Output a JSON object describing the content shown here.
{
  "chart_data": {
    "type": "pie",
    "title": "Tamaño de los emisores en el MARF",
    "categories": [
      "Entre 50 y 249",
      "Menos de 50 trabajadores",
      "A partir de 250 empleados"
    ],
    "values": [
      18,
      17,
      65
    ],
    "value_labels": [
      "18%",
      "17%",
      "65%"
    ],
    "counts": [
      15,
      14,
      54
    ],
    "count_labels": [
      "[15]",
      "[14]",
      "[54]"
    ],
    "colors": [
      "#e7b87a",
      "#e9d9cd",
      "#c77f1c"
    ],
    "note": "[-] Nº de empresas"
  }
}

--

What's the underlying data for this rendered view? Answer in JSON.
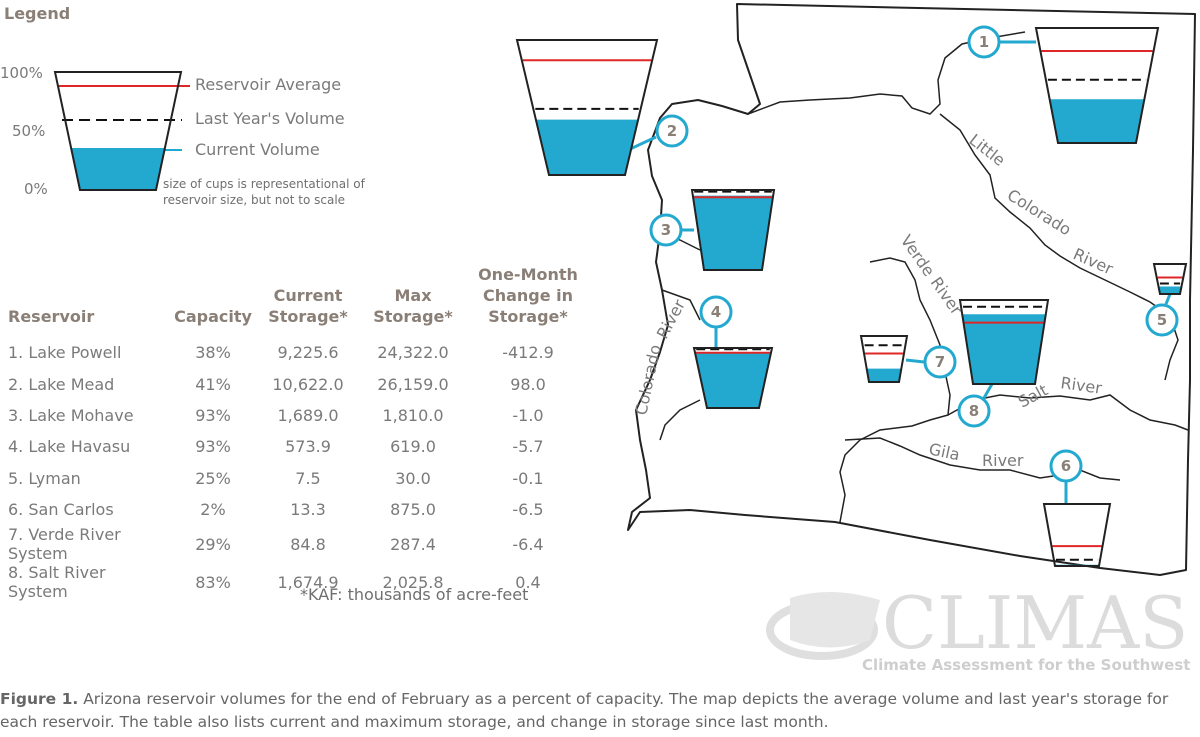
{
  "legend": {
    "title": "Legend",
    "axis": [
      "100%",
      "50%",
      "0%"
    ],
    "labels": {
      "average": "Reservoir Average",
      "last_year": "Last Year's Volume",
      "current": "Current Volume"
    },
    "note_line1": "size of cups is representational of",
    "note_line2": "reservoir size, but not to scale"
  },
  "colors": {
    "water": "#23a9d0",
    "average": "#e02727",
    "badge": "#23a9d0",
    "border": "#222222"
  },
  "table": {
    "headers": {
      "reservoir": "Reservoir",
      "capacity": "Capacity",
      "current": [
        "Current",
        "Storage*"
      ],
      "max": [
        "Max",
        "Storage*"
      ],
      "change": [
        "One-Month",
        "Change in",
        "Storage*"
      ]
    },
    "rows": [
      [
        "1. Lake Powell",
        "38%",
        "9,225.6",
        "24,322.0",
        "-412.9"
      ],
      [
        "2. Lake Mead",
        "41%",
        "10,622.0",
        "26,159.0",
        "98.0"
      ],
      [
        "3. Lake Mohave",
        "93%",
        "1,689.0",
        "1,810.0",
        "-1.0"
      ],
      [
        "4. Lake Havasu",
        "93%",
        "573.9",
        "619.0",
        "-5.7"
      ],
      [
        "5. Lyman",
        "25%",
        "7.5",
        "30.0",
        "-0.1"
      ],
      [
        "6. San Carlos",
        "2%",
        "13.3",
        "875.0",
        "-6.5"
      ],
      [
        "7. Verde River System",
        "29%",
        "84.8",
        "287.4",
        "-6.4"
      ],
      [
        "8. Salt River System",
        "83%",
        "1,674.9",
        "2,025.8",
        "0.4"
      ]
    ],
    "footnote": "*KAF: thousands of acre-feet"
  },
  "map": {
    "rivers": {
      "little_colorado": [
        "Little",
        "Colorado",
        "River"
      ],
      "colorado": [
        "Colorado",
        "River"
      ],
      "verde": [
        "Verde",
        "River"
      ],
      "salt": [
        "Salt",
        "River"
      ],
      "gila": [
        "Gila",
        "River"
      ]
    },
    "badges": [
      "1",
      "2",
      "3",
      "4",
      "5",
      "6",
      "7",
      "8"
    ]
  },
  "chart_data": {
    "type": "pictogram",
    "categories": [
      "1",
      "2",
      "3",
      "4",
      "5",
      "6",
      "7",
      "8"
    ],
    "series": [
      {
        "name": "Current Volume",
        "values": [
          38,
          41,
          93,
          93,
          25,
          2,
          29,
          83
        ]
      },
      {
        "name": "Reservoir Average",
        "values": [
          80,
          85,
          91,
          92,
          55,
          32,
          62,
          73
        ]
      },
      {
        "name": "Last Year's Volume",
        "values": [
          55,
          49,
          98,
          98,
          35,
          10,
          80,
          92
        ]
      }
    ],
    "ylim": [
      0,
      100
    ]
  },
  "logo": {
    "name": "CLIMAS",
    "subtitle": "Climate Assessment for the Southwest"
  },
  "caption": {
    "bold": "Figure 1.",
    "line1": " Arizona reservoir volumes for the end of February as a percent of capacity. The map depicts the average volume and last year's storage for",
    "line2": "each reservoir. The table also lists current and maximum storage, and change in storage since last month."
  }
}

* [DESCRIPTION OF THE TASK]:
Copy each line from the data above that includes "JSON".

* [ANSWER TO THIS PROBLEM]:
Output a JSON object describing the content shown here.
What's the underlying data for this rendered view? Answer in JSON.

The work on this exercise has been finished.